• Description of the task: Check each line of the data below for the word "Ospedale", then extract the ones that have it.

• Records for this task:
* START *

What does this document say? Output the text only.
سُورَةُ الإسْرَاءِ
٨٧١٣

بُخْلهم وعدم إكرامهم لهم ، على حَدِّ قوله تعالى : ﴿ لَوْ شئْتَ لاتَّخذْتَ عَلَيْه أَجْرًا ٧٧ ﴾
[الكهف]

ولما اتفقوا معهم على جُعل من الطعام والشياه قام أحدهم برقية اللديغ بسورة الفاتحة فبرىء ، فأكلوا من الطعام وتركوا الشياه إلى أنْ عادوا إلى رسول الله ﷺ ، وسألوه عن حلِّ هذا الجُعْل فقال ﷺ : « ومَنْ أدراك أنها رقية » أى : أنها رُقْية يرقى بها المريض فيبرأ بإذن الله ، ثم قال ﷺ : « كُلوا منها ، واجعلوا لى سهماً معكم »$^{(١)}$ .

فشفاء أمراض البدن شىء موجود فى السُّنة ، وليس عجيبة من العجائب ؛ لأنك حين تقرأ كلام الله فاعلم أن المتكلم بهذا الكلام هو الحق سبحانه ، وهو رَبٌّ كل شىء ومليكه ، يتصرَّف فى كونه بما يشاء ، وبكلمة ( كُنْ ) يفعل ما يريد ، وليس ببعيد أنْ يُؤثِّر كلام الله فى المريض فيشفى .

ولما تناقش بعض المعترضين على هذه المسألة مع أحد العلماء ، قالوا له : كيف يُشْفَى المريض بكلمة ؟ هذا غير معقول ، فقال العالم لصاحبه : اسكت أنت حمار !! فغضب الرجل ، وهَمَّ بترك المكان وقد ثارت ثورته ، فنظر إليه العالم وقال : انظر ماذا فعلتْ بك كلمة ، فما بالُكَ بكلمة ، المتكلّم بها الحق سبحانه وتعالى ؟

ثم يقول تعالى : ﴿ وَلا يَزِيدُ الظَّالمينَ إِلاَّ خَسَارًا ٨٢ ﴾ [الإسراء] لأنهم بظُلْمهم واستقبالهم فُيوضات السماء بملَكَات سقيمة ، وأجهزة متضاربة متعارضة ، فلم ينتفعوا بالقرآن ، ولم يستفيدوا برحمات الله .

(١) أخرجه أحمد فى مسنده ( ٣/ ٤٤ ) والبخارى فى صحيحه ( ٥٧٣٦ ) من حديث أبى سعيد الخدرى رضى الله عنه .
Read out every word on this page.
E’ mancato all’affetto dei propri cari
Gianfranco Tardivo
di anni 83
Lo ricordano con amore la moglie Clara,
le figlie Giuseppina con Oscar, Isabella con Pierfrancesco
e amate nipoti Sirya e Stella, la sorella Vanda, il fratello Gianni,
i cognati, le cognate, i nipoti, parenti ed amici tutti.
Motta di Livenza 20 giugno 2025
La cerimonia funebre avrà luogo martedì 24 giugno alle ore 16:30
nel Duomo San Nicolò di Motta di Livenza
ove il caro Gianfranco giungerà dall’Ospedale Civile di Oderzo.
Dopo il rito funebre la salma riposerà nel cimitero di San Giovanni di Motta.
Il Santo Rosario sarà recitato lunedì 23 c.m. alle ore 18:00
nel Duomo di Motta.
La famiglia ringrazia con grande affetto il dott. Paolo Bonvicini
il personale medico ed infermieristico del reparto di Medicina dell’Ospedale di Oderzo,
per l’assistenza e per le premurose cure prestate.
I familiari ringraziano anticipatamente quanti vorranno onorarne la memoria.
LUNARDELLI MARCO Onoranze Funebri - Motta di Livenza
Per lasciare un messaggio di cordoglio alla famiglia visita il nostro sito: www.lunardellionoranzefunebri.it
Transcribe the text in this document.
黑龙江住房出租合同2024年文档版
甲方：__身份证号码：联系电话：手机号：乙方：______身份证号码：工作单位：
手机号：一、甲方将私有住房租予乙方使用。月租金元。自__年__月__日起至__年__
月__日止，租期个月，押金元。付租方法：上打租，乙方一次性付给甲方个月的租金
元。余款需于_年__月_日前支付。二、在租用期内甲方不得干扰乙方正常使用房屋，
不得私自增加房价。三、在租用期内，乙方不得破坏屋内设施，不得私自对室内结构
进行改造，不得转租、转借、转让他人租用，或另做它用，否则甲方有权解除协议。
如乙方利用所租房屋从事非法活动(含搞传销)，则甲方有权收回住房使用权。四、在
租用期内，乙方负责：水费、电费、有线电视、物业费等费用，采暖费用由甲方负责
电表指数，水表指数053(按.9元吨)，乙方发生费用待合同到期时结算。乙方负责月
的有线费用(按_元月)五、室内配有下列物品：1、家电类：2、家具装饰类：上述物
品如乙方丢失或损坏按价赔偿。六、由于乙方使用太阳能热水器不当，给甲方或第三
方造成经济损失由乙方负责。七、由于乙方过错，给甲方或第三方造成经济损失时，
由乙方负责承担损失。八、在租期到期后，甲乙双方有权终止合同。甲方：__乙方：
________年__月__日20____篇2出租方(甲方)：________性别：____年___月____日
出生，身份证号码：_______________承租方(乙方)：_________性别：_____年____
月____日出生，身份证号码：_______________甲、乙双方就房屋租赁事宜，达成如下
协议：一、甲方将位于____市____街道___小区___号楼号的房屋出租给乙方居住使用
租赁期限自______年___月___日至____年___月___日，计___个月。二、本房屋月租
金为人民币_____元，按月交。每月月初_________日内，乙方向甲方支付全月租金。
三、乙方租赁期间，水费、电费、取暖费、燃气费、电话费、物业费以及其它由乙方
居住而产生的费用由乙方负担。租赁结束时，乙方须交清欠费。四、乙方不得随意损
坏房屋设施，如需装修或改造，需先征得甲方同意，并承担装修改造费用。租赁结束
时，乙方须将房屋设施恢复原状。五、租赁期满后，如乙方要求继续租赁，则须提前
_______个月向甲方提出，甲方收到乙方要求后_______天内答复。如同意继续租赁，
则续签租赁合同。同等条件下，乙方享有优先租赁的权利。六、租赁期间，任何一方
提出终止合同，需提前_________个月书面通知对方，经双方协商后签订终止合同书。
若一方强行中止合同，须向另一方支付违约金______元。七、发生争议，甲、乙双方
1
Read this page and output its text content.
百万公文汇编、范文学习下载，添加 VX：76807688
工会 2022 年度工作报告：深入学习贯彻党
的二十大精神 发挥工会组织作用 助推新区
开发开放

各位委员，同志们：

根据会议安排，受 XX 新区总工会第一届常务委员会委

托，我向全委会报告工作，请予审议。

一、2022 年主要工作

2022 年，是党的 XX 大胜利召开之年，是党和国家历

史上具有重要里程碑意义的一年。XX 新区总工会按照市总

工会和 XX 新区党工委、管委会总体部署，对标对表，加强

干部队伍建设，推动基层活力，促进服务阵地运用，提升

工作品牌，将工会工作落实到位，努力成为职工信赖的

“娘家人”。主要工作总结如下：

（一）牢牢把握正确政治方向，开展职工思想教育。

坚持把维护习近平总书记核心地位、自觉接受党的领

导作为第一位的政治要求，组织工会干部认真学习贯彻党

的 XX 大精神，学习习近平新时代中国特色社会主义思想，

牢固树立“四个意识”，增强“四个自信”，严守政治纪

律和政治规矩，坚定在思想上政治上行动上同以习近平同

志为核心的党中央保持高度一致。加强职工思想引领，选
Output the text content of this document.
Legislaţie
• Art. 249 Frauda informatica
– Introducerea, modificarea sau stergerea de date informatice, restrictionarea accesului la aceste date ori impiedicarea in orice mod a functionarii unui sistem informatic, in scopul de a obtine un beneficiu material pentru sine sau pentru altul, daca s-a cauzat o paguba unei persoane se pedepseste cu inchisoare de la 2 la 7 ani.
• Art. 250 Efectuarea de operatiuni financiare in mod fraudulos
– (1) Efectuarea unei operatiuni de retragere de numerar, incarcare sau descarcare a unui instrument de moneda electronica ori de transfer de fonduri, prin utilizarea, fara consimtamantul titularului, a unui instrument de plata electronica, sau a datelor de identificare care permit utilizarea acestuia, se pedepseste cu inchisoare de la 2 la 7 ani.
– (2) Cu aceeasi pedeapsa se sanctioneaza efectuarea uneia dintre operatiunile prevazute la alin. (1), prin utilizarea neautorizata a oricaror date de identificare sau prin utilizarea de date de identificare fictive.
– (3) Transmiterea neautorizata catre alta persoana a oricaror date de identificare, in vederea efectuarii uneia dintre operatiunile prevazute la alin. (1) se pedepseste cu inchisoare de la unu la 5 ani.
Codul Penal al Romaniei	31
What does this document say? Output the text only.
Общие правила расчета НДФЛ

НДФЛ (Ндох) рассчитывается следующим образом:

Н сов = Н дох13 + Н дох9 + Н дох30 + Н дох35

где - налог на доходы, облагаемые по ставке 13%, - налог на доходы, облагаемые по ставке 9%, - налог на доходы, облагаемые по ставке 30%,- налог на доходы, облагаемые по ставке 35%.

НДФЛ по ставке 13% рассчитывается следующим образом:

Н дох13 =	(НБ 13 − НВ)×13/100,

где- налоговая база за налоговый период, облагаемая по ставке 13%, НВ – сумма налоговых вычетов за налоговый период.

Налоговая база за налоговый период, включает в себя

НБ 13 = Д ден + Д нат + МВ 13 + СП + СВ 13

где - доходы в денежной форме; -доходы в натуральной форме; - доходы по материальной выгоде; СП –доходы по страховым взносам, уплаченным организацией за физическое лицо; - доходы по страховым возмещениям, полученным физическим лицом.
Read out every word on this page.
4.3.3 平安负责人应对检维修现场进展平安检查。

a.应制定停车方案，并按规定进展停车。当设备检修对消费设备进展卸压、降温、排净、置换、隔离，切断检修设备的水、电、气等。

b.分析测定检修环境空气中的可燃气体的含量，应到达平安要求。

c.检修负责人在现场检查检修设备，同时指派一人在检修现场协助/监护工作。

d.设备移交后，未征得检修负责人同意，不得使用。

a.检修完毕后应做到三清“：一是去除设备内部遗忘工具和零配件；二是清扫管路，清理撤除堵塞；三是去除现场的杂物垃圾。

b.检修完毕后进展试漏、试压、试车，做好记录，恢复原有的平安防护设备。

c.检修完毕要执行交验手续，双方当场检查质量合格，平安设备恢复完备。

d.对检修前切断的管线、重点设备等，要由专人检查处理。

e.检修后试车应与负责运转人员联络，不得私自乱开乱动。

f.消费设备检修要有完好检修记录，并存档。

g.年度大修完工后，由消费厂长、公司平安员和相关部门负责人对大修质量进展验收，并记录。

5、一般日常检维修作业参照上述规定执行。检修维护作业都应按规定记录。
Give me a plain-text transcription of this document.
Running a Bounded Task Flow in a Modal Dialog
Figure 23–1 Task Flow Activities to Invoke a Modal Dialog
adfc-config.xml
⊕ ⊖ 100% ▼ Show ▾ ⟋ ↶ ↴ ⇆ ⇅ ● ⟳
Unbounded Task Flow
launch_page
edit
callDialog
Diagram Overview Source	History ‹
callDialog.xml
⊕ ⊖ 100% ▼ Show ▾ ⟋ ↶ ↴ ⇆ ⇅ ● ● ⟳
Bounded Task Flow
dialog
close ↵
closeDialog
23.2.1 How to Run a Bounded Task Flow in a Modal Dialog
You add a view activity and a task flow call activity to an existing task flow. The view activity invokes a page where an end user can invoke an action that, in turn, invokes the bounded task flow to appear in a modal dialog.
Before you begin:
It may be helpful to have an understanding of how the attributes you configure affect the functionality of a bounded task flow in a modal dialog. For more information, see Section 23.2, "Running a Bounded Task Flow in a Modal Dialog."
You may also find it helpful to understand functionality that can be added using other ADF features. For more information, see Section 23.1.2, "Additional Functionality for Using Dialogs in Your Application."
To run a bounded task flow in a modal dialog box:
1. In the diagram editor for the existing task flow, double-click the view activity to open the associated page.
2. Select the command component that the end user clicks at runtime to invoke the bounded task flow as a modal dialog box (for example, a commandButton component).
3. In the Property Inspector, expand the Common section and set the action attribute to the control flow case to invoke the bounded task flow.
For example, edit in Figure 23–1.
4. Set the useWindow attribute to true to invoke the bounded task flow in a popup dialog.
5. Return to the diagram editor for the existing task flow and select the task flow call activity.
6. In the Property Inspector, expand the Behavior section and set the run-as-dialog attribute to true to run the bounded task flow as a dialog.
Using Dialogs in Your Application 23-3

* END *

• Full output:
ove il caro Gianfranco giungerà dall’Ospedale Civile di Oderzo.
il personale medico ed infermieristico del reparto di Medicina dell’Ospedale di Oderzo,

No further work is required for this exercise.